## GIVEN DATA

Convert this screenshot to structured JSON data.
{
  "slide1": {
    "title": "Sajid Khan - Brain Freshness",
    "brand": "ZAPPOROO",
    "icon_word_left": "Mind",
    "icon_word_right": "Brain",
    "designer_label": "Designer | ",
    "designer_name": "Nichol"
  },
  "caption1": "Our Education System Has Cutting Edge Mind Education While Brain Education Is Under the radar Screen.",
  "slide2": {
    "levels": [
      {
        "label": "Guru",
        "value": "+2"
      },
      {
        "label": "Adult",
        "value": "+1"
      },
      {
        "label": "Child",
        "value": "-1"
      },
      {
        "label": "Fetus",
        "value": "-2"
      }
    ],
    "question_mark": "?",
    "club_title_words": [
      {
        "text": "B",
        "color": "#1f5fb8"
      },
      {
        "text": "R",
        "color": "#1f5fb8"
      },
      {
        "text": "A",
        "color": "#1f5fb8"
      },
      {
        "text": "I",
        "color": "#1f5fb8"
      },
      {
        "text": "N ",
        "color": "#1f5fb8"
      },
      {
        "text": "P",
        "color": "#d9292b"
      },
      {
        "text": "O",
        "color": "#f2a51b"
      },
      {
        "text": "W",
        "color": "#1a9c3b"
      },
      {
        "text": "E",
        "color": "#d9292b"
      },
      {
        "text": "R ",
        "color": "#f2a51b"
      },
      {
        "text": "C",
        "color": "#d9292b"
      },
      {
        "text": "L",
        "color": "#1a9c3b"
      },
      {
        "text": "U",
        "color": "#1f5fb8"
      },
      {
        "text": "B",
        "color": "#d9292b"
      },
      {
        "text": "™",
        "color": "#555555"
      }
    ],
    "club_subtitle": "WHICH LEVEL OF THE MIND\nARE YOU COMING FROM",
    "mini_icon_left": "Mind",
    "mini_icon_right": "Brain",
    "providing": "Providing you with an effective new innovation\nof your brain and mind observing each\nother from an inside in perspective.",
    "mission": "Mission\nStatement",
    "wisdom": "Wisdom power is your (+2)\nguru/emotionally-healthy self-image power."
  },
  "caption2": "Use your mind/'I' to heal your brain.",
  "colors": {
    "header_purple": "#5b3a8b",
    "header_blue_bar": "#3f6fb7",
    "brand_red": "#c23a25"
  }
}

## EXERCISE TASK
Word for word, extract all the records.

## SOLUTION
Convert this screenshot to structured JSON data.
{
  "slide1": {
    "title": "Sajid Khan - Brain Freshness",
    "brand": "ZAPPOROO",
    "icon_word_left": "Mind",
    "icon_word_right": "Brain",
    "designer_label": "Designer | ",
    "designer_name": "Nichol"
  },
  "caption1": "Our Education System Has Cutting Edge Mind Education While Brain Education Is Under the radar Screen.",
  "slide2": {
    "levels": [
      {
        "label": "Guru",
        "value": "+2"
      },
      {
        "label": "Adult",
        "value": "+1"
      },
      {
        "label": "Child",
        "value": "-1"
      },
      {
        "label": "Fetus",
        "value": "-2"
      }
    ],
    "question_mark": "?",
    "club_title_words": [
      {
        "text": "B",
        "color": "#1f5fb8"
      },
      {
        "text": "R",
        "color": "#1f5fb8"
      },
      {
        "text": "A",
        "color": "#1f5fb8"
      },
      {
        "text": "I",
        "color": "#1f5fb8"
      },
      {
        "text": "N ",
        "color": "#1f5fb8"
      },
      {
        "text": "P",
        "color": "#d9292b"
      },
      {
        "text": "O",
        "color": "#f2a51b"
      },
      {
        "text": "W",
        "color": "#1a9c3b"
      },
      {
        "text": "E",
        "color": "#d9292b"
      },
      {
        "text": "R ",
        "color": "#f2a51b"
      },
      {
        "text": "C",
        "color": "#d9292b"
      },
      {
        "text": "L",
        "color": "#1a9c3b"
      },
      {
        "text": "U",
        "color": "#1f5fb8"
      },
      {
        "text": "B",
        "color": "#d9292b"
      },
      {
        "text": "™",
        "color": "#555555"
      }
    ],
    "club_subtitle": "WHICH LEVEL OF THE MIND\nARE YOU COMING FROM",
    "mini_icon_left": "Mind",
    "mini_icon_right": "Brain",
    "providing": "Providing you with an effective new innovation\nof your brain and mind observing each\nother from an inside in perspective.",
    "mission": "Mission\nStatement",
    "wisdom": "Wisdom power is your (+2)\nguru/emotionally-healthy self-image power."
  },
  "caption2": "Use your mind/'I' to heal your brain.",
  "colors": {
    "header_purple": "#5b3a8b",
    "header_blue_bar": "#3f6fb7",
    "brand_red": "#c23a25"
  }
}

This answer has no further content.